- **SUPPLIED DATA**:

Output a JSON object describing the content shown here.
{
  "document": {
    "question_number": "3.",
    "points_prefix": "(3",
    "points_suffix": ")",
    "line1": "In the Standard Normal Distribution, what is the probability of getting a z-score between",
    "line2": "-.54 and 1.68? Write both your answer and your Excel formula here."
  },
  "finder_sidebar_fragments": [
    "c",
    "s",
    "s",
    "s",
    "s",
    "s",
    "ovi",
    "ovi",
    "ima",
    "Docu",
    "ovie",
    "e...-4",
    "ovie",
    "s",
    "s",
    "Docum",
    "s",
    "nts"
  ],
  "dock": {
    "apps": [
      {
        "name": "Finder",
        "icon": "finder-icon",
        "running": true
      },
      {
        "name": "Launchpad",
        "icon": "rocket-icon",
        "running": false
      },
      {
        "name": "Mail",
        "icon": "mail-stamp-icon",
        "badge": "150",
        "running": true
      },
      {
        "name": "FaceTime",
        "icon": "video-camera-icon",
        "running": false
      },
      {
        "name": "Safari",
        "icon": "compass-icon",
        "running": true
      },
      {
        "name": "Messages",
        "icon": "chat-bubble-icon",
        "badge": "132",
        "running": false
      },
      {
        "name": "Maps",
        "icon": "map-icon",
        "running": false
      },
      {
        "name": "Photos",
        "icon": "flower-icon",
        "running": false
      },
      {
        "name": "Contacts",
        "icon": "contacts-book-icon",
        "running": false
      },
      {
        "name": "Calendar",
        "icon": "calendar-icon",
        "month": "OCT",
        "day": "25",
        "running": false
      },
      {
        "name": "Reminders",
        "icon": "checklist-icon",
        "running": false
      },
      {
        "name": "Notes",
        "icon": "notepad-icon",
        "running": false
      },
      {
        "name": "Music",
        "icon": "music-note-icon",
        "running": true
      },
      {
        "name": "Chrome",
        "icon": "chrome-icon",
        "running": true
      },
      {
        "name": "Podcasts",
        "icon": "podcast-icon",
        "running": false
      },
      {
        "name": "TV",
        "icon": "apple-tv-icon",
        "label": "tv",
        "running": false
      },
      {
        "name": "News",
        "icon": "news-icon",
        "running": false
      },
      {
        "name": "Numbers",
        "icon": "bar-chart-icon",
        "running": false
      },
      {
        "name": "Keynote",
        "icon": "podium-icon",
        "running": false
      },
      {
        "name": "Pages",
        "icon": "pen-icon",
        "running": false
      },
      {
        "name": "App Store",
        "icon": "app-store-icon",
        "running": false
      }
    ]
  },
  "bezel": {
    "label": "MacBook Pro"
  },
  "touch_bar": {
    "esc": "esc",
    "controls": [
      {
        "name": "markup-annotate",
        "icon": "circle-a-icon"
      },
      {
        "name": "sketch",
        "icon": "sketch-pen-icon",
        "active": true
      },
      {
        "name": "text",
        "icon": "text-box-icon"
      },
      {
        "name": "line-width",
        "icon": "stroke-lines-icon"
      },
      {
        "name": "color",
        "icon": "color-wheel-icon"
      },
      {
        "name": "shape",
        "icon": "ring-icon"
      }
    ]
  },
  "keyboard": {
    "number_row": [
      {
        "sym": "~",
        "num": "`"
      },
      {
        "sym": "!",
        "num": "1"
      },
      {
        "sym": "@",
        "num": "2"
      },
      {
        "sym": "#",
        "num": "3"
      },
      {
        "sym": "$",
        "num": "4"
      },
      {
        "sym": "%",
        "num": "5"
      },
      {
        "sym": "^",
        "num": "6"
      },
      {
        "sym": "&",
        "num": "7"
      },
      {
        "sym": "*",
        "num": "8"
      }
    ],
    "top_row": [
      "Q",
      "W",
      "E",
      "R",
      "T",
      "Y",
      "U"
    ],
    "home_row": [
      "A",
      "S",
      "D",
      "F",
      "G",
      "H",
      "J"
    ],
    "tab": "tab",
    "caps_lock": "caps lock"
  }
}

- **WHAT YOU WILL DO**:
Reproduce the material in full, with no word added or dropped.

- **THE ANSWER**:
Output a JSON object describing the content shown here.
{
  "document": {
    "question_number": "3.",
    "points_prefix": "(3",
    "points_suffix": ")",
    "line1": "In the Standard Normal Distribution, what is the probability of getting a z-score between",
    "line2": "-.54 and 1.68? Write both your answer and your Excel formula here."
  },
  "finder_sidebar_fragments": [
    "c",
    "s",
    "s",
    "s",
    "s",
    "s",
    "ovi",
    "ovi",
    "ima",
    "Docu",
    "ovie",
    "e...-4",
    "ovie",
    "s",
    "s",
    "Docum",
    "s",
    "nts"
  ],
  "dock": {
    "apps": [
      {
        "name": "Finder",
        "icon": "finder-icon",
        "running": true
      },
      {
        "name": "Launchpad",
        "icon": "rocket-icon",
        "running": false
      },
      {
        "name": "Mail",
        "icon": "mail-stamp-icon",
        "badge": "150",
        "running": true
      },
      {
        "name": "FaceTime",
        "icon": "video-camera-icon",
        "running": false
      },
      {
        "name": "Safari",
        "icon": "compass-icon",
        "running": true
      },
      {
        "name": "Messages",
        "icon": "chat-bubble-icon",
        "badge": "132",
        "running": false
      },
      {
        "name": "Maps",
        "icon": "map-icon",
        "running": false
      },
      {
        "name": "Photos",
        "icon": "flower-icon",
        "running": false
      },
      {
        "name": "Contacts",
        "icon": "contacts-book-icon",
        "running": false
      },
      {
        "name": "Calendar",
        "icon": "calendar-icon",
        "month": "OCT",
        "day": "25",
        "running": false
      },
      {
        "name": "Reminders",
        "icon": "checklist-icon",
        "running": false
      },
      {
        "name": "Notes",
        "icon": "notepad-icon",
        "running": false
      },
      {
        "name": "Music",
        "icon": "music-note-icon",
        "running": true
      },
      {
        "name": "Chrome",
        "icon": "chrome-icon",
        "running": true
      },
      {
        "name": "Podcasts",
        "icon": "podcast-icon",
        "running": false
      },
      {
        "name": "TV",
        "icon": "apple-tv-icon",
        "label": "tv",
        "running": false
      },
      {
        "name": "News",
        "icon": "news-icon",
        "running": false
      },
      {
        "name": "Numbers",
        "icon": "bar-chart-icon",
        "running": false
      },
      {
        "name": "Keynote",
        "icon": "podium-icon",
        "running": false
      },
      {
        "name": "Pages",
        "icon": "pen-icon",
        "running": false
      },
      {
        "name": "App Store",
        "icon": "app-store-icon",
        "running": false
      }
    ]
  },
  "bezel": {
    "label": "MacBook Pro"
  },
  "touch_bar": {
    "esc": "esc",
    "controls": [
      {
        "name": "markup-annotate",
        "icon": "circle-a-icon"
      },
      {
        "name": "sketch",
        "icon": "sketch-pen-icon",
        "active": true
      },
      {
        "name": "text",
        "icon": "text-box-icon"
      },
      {
        "name": "line-width",
        "icon": "stroke-lines-icon"
      },
      {
        "name": "color",
        "icon": "color-wheel-icon"
      },
      {
        "name": "shape",
        "icon": "ring-icon"
      }
    ]
  },
  "keyboard": {
    "number_row": [
      {
        "sym": "~",
        "num": "`"
      },
      {
        "sym": "!",
        "num": "1"
      },
      {
        "sym": "@",
        "num": "2"
      },
      {
        "sym": "#",
        "num": "3"
      },
      {
        "sym": "$",
        "num": "4"
      },
      {
        "sym": "%",
        "num": "5"
      },
      {
        "sym": "^",
        "num": "6"
      },
      {
        "sym": "&",
        "num": "7"
      },
      {
        "sym": "*",
        "num": "8"
      }
    ],
    "top_row": [
      "Q",
      "W",
      "E",
      "R",
      "T",
      "Y",
      "U"
    ],
    "home_row": [
      "A",
      "S",
      "D",
      "F",
      "G",
      "H",
      "J"
    ],
    "tab": "tab",
    "caps_lock": "caps lock"
  }
}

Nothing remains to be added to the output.